(Data entries)
"""
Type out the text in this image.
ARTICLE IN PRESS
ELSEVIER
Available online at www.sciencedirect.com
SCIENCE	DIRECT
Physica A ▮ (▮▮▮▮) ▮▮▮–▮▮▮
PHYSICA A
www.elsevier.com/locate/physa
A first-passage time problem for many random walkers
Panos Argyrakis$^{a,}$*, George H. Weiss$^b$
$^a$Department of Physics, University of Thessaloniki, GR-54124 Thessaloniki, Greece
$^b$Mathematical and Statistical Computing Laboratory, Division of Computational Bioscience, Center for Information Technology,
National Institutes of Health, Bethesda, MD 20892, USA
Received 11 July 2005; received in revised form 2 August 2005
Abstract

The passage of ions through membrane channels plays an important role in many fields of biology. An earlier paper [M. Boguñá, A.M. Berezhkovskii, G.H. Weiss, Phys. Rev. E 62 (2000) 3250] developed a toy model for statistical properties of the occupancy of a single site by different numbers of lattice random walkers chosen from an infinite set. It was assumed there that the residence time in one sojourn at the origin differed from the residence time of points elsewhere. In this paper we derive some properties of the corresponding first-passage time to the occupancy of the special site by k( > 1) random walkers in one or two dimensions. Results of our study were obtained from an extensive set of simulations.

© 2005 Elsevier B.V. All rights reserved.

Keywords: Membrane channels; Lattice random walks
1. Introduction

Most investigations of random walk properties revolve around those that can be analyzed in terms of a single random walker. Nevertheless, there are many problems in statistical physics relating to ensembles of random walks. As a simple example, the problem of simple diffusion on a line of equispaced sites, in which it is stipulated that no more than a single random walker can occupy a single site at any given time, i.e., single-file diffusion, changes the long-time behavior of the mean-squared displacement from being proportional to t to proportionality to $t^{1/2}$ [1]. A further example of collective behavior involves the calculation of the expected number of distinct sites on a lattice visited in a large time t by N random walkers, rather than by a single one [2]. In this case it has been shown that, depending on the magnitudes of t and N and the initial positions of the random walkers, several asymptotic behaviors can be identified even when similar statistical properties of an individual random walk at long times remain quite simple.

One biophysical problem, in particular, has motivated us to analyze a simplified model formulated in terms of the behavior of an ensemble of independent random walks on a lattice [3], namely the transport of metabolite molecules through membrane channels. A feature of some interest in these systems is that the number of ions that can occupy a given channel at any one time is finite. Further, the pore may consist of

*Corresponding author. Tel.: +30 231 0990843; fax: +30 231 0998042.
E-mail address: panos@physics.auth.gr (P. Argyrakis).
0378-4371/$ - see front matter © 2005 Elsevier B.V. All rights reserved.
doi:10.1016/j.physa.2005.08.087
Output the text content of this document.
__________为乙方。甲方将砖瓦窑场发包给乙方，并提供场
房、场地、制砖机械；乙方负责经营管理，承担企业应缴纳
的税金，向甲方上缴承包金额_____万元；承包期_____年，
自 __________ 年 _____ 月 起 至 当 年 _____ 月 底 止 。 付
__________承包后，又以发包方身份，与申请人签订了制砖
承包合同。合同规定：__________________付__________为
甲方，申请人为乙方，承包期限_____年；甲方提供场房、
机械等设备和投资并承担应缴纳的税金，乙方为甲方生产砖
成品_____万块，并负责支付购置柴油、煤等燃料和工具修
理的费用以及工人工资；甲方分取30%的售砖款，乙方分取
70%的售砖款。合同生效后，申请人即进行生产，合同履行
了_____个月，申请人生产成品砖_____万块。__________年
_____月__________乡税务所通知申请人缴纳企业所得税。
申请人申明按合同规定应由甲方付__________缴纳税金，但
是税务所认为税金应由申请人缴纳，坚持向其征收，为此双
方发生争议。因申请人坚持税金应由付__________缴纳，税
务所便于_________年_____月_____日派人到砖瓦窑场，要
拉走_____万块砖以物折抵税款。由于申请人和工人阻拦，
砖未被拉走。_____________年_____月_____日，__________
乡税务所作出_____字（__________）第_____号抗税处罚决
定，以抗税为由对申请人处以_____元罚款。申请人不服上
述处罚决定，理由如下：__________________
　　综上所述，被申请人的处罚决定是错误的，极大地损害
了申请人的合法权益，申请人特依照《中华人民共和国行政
"""
## Stated goal
Pull every line containing "rights" from the data.

## Solution to this problem
© 2005 Elsevier B.V. All rights reserved.
0378-4371/$ - see front matter © 2005 Elsevier B.V. All rights reserved.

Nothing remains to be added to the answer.